Records from a data collection:
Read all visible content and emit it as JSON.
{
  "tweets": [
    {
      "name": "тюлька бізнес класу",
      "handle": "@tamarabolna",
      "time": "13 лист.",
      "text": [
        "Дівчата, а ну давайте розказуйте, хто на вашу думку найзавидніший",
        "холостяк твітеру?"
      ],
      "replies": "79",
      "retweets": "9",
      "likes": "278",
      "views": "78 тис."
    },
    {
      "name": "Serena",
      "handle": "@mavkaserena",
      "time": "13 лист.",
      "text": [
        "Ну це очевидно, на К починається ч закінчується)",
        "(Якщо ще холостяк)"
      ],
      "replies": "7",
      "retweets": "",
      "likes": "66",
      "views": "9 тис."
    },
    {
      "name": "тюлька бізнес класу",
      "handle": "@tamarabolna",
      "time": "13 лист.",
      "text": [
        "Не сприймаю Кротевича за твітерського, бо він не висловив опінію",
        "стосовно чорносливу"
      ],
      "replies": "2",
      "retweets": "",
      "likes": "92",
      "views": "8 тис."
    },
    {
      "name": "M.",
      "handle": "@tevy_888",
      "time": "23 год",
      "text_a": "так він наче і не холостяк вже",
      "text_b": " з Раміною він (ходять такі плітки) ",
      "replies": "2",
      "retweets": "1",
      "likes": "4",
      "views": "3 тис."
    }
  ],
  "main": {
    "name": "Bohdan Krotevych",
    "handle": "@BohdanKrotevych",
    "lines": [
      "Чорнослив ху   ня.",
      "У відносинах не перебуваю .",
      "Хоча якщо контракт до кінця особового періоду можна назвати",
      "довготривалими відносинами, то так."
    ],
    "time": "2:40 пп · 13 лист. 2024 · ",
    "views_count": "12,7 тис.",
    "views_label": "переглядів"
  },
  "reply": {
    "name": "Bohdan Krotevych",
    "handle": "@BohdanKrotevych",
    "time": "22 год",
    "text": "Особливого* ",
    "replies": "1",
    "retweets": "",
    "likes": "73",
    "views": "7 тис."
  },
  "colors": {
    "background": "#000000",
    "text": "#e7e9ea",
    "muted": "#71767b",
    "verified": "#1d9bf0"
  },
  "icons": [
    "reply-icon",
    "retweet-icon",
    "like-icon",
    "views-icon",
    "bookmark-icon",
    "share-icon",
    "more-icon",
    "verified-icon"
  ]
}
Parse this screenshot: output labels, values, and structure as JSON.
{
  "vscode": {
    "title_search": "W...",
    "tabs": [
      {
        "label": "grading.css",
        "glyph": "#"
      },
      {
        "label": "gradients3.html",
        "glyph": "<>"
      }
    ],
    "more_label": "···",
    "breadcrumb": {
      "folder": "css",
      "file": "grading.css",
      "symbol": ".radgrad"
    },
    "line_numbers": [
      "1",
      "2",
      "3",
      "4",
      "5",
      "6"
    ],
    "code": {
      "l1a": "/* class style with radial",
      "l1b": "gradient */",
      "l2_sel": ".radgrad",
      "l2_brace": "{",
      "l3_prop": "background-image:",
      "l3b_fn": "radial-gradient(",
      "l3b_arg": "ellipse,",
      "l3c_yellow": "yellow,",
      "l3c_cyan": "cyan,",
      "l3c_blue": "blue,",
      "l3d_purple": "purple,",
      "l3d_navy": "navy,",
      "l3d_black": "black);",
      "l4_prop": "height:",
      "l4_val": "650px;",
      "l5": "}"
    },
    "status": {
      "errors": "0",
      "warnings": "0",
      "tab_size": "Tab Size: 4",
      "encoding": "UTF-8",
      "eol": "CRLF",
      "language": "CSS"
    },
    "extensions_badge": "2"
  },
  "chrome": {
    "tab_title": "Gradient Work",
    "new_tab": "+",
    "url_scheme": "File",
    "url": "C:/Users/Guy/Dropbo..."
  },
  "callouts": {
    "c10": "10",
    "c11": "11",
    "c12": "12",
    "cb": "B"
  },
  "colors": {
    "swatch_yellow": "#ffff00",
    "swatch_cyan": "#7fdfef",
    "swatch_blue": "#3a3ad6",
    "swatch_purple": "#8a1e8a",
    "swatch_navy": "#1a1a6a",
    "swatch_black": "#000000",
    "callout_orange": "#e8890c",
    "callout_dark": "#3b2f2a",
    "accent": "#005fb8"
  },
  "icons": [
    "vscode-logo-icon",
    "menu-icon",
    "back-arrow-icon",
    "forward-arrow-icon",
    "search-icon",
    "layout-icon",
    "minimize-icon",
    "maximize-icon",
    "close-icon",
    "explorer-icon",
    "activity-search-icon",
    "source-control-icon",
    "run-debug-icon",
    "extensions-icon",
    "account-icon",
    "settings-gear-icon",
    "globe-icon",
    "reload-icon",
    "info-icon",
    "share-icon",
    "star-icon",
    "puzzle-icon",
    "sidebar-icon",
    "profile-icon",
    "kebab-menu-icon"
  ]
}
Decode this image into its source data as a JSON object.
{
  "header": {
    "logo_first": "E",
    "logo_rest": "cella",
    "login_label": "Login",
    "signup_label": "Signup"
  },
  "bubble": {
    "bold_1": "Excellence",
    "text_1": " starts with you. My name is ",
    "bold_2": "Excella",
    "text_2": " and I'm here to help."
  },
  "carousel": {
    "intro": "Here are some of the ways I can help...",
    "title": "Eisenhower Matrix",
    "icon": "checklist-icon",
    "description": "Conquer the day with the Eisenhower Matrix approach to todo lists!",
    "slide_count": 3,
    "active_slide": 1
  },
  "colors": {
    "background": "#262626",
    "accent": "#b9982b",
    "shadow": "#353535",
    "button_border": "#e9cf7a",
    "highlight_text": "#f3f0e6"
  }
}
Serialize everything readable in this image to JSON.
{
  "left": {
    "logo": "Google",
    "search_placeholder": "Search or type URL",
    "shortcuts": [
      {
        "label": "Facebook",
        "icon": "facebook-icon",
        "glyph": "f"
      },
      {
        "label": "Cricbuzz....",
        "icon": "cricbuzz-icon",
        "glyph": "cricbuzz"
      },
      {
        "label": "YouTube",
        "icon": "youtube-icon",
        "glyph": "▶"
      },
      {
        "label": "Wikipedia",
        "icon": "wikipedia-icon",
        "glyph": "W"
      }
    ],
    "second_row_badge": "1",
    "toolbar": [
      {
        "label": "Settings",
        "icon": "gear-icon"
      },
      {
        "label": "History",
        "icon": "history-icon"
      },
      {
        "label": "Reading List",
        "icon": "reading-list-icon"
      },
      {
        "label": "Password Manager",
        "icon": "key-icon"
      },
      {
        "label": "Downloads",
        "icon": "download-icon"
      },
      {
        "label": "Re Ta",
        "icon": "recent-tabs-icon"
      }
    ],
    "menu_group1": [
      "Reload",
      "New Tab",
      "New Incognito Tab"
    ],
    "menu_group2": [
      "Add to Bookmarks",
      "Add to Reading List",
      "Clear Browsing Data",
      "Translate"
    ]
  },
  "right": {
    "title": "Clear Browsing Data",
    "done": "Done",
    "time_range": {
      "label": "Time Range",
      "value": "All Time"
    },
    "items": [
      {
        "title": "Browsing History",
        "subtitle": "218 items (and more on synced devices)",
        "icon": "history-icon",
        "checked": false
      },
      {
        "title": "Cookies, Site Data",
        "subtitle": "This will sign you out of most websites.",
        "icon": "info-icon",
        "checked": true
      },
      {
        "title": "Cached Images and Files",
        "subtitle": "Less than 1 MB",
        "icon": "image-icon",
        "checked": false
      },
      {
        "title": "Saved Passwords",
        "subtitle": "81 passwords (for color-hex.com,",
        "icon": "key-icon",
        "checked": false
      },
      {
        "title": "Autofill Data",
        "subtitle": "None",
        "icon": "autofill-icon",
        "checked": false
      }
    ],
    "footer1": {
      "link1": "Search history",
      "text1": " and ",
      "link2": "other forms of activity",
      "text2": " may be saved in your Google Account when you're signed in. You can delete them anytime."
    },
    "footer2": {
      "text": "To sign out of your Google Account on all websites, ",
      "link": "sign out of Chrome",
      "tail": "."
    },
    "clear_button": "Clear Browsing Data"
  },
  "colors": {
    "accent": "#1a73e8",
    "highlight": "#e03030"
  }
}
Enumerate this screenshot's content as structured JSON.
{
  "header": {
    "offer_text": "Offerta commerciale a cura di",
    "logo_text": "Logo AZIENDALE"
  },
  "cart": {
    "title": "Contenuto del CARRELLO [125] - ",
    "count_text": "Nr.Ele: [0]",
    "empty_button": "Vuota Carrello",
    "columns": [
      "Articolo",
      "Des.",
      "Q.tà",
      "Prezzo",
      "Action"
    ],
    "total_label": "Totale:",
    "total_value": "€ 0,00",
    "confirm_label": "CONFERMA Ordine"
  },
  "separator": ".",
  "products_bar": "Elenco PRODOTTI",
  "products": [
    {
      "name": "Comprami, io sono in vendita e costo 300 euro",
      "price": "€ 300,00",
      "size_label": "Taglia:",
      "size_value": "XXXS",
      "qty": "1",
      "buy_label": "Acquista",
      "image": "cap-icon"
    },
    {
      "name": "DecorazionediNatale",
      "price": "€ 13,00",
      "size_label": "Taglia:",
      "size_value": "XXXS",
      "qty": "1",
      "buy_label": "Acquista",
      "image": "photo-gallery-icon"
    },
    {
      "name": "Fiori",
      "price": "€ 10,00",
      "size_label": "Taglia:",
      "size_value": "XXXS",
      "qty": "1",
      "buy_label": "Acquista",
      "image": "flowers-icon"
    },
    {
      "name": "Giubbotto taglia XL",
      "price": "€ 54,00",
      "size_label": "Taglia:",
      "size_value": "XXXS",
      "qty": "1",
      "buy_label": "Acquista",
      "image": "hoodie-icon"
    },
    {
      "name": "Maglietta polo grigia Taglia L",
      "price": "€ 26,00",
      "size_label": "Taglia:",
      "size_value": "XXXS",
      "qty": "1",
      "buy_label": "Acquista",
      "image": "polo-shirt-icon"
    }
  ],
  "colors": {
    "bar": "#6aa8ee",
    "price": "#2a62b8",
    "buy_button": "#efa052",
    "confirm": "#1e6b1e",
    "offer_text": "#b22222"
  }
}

*PROBLEM DESCRIPTION*:
Go through the entries above and count the lines containing the word "accent"; give only that count.

*EXPECTED ANSWER*:
3